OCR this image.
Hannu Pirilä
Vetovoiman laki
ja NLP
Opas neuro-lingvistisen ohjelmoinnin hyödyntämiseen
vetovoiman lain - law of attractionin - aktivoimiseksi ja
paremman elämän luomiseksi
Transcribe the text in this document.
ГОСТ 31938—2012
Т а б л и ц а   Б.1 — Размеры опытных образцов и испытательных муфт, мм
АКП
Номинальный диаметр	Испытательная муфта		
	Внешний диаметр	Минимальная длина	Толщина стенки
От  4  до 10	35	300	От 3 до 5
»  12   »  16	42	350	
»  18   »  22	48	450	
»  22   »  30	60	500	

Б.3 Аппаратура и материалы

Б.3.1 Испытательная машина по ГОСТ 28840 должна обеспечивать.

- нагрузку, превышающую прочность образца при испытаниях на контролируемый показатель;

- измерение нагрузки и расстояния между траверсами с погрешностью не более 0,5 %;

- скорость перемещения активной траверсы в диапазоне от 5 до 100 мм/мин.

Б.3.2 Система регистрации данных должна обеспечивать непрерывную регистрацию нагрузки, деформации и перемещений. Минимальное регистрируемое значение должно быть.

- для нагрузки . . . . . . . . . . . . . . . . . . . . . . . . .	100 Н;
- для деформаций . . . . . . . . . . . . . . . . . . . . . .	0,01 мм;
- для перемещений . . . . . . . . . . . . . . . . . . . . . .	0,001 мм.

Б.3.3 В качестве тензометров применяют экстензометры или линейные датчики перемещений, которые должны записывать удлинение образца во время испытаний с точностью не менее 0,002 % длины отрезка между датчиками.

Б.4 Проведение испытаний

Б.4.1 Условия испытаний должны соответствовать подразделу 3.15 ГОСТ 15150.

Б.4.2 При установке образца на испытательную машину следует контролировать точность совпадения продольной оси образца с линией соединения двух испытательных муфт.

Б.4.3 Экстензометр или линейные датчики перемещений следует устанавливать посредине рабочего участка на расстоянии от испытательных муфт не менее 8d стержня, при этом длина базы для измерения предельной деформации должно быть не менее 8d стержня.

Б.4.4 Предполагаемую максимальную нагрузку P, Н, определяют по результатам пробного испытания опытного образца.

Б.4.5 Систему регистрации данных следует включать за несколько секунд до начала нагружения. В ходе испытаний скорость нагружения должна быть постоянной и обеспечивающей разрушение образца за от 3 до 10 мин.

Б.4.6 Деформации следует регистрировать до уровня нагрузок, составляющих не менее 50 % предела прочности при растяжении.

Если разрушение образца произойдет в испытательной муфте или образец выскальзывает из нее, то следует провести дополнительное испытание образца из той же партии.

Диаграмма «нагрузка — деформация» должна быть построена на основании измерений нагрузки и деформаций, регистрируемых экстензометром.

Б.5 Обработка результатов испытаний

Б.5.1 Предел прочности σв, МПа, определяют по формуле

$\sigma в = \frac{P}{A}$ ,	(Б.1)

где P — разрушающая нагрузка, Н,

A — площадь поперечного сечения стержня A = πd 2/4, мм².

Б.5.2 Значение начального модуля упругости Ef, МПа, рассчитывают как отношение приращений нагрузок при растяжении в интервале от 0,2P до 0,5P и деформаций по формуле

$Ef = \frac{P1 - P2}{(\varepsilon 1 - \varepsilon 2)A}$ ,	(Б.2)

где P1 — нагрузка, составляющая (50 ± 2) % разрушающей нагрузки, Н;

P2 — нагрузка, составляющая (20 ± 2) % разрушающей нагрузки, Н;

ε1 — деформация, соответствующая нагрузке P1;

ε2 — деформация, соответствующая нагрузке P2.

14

### SHORT TASK
Pick out, from the lines above, every one that contains the string "деформация".

### ANSWER TO THIS EXERCISE
Диаграмма «нагрузка — деформация» должна быть построена на основании измерений нагрузки и деформаций, регистрируемых экстензометром.
ε1 — деформация, соответствующая нагрузке P1;
ε2 — деформация, соответствующая нагрузке P2.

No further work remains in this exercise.